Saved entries
━━━━━━━━━━━━━━━━

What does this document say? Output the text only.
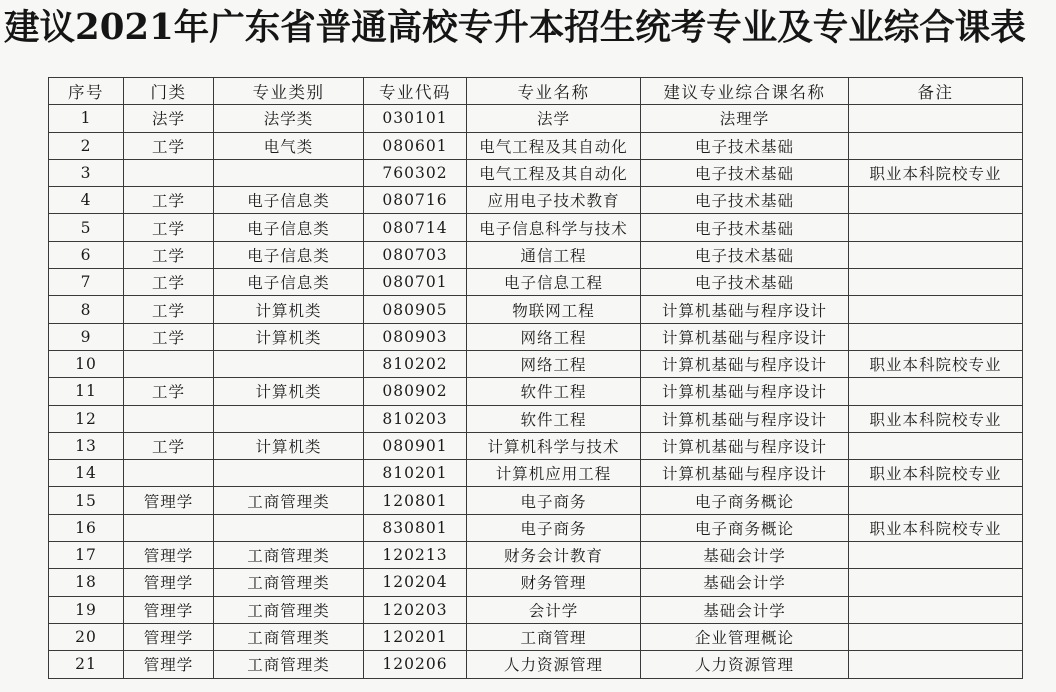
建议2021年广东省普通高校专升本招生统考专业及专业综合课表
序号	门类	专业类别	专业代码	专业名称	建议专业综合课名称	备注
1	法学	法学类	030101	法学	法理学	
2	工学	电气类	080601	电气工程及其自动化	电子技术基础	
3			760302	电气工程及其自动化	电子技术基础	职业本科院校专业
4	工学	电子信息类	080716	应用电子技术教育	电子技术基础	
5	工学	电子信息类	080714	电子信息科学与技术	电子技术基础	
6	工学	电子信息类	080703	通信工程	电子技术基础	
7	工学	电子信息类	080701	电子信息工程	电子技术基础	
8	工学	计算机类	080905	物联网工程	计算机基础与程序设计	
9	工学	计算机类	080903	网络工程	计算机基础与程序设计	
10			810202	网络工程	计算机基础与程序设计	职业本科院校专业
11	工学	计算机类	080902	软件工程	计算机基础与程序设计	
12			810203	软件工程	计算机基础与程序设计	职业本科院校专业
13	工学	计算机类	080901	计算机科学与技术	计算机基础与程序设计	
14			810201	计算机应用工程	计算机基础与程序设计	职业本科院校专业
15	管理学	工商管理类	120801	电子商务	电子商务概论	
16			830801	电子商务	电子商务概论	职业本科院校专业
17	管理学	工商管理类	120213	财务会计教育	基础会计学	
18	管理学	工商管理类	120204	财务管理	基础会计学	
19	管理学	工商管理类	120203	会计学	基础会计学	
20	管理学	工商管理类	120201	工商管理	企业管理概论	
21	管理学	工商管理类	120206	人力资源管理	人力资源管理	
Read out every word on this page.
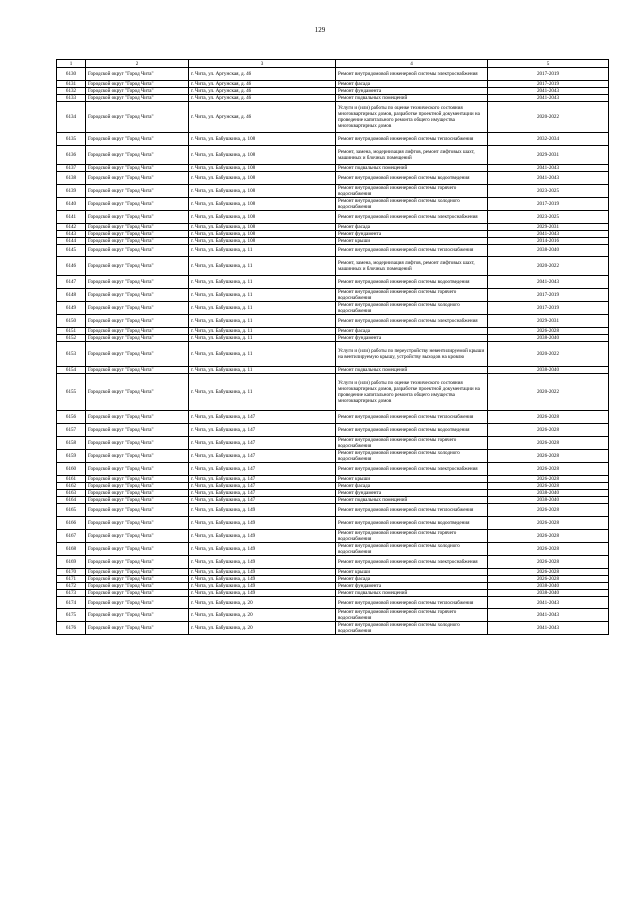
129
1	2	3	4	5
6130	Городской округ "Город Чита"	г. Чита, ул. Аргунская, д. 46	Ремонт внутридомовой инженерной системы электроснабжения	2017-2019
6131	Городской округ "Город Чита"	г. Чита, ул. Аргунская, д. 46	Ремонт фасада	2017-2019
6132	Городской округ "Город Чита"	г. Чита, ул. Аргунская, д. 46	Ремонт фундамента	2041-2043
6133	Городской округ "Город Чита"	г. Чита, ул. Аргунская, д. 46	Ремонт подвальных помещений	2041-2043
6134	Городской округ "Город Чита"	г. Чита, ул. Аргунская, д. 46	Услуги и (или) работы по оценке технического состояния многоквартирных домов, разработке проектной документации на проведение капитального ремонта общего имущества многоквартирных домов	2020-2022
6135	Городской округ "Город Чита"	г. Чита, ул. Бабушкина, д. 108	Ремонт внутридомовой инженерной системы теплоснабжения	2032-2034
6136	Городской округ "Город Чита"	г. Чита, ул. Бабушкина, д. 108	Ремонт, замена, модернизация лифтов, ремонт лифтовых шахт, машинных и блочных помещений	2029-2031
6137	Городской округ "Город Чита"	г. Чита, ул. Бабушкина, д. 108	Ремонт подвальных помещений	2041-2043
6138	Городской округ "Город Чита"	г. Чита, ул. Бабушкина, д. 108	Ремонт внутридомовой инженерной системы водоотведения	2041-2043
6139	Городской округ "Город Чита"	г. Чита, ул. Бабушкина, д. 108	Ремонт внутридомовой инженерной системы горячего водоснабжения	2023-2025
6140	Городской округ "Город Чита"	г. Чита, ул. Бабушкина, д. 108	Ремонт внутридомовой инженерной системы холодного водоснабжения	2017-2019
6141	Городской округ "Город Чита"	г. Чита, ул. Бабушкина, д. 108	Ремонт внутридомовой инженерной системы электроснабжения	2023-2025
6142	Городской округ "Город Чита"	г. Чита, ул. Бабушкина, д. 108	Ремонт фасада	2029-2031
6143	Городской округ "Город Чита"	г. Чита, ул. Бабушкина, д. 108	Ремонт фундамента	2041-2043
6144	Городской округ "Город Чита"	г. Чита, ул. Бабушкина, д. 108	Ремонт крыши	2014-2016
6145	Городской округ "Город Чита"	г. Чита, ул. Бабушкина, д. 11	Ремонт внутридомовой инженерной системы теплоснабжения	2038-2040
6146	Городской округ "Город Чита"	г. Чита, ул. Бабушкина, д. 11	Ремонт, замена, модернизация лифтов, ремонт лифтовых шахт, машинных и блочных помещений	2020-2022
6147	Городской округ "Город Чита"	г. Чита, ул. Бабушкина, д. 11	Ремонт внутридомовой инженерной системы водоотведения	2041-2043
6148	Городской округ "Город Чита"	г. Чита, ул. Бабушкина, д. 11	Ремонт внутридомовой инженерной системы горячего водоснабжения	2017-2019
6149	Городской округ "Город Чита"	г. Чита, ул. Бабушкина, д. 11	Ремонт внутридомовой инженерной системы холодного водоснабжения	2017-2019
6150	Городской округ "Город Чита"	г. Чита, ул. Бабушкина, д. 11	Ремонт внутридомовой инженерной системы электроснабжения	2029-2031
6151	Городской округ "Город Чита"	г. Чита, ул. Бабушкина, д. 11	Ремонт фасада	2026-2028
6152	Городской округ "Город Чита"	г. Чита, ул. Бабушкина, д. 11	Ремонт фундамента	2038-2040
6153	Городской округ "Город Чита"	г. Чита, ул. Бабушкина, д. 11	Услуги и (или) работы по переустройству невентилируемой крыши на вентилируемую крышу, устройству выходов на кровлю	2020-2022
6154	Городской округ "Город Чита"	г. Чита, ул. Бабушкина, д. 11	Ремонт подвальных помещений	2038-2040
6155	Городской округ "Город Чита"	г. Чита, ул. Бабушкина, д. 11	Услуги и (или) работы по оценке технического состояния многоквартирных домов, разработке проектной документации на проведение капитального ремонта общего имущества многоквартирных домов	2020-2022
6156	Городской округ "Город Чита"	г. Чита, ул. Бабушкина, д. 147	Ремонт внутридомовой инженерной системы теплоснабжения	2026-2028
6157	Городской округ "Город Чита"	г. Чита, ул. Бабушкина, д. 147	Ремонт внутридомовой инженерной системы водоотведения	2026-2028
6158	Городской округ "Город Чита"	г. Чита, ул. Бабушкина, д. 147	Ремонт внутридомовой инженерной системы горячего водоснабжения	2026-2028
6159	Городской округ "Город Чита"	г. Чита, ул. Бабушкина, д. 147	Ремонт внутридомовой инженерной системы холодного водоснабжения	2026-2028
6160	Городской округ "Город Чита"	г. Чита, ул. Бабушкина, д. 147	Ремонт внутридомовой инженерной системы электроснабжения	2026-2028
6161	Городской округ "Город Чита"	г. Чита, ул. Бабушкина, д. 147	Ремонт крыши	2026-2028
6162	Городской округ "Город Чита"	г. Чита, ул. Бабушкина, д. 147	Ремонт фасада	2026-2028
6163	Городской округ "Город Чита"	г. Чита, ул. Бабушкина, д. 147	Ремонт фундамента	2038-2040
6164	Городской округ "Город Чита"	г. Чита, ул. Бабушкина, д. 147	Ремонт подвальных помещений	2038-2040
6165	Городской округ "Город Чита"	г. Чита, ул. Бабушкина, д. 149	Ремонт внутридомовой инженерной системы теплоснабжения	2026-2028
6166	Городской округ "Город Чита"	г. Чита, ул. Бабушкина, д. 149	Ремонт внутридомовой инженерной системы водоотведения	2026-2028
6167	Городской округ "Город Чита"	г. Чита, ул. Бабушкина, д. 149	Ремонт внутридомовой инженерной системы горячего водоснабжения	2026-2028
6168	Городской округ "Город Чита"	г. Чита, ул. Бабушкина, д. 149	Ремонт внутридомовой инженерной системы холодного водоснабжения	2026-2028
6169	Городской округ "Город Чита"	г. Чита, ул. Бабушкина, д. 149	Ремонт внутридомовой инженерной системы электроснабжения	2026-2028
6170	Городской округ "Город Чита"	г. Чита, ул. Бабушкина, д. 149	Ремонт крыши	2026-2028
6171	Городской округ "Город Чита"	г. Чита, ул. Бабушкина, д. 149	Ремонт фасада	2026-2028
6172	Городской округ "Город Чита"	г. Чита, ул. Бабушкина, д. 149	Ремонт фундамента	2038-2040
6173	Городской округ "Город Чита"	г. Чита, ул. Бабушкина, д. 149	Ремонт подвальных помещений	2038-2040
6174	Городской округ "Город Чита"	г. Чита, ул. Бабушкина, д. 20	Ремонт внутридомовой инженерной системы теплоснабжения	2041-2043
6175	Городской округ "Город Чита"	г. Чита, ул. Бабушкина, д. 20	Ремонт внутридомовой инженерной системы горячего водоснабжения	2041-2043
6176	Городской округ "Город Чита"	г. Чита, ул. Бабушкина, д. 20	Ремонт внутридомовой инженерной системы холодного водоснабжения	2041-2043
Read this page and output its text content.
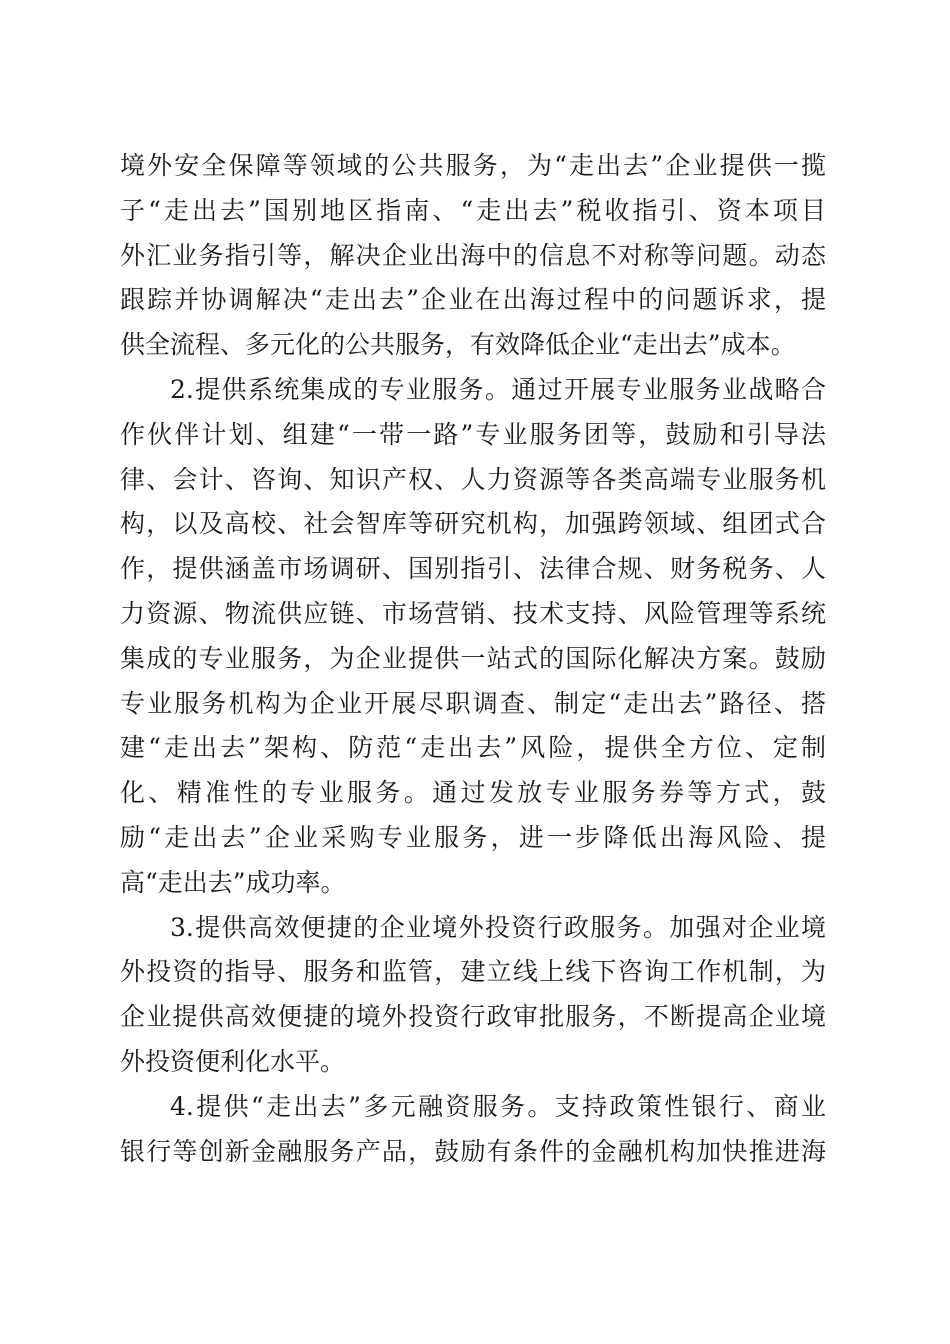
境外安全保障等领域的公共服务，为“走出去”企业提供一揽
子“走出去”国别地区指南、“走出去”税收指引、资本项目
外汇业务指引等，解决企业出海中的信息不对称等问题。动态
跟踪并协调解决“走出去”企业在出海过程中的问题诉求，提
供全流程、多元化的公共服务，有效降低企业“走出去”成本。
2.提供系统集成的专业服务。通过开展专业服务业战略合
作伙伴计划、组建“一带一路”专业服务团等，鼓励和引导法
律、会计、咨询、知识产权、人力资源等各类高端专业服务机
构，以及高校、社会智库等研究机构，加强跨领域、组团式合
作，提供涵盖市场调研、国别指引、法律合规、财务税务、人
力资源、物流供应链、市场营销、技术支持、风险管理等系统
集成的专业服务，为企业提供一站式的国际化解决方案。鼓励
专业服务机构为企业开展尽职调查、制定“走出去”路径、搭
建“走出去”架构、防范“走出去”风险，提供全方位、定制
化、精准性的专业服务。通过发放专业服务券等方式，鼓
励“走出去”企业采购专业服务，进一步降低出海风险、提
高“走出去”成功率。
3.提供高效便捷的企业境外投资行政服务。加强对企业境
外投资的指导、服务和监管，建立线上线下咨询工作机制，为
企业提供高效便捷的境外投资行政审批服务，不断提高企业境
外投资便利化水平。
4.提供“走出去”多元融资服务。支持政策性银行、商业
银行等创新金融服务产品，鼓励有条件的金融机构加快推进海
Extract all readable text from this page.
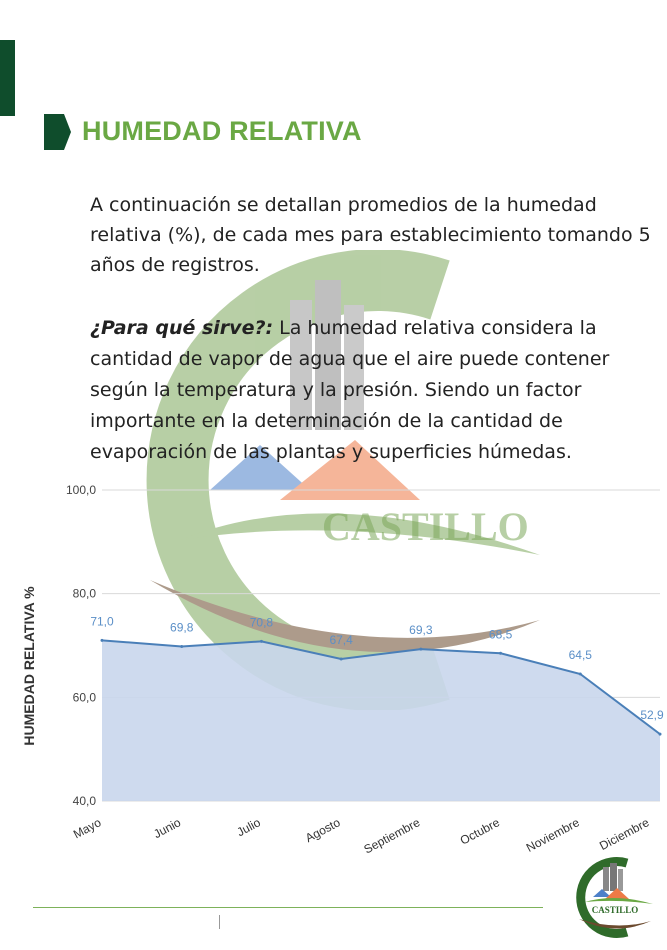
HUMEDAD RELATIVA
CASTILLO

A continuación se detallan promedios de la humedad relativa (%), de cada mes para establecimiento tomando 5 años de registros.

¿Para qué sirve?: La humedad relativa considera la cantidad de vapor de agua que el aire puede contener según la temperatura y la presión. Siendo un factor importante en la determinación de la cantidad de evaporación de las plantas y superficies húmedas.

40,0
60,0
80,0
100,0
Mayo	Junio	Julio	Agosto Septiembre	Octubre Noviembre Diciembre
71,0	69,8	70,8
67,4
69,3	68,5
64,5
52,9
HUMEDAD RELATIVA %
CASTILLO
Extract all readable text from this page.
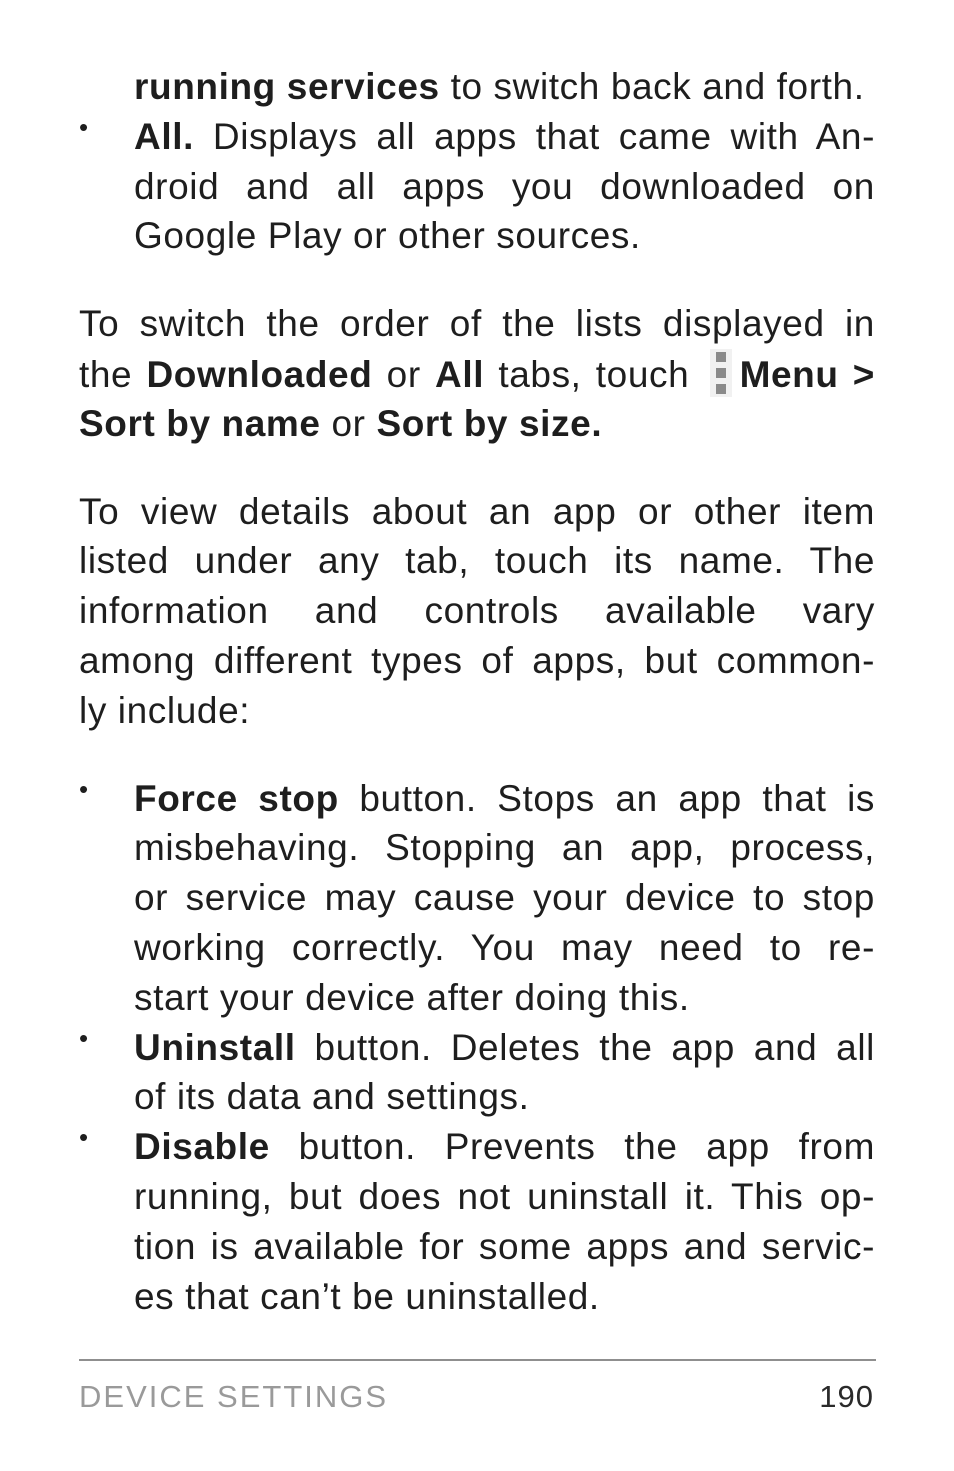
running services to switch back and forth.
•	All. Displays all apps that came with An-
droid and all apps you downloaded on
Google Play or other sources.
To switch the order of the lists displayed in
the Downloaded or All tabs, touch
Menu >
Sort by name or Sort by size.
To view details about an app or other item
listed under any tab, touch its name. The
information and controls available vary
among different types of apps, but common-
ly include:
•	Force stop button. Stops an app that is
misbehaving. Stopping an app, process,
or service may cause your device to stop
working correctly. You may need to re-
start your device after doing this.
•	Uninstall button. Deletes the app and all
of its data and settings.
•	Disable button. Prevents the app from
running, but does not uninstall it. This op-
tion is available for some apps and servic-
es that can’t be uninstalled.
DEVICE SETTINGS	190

━━━━━━━━━━━━━━━━

What you need to do:
Scan the listing above. Collect all lines with the word "your".

Task answer:
or service may cause your device to stop
start your device after doing this.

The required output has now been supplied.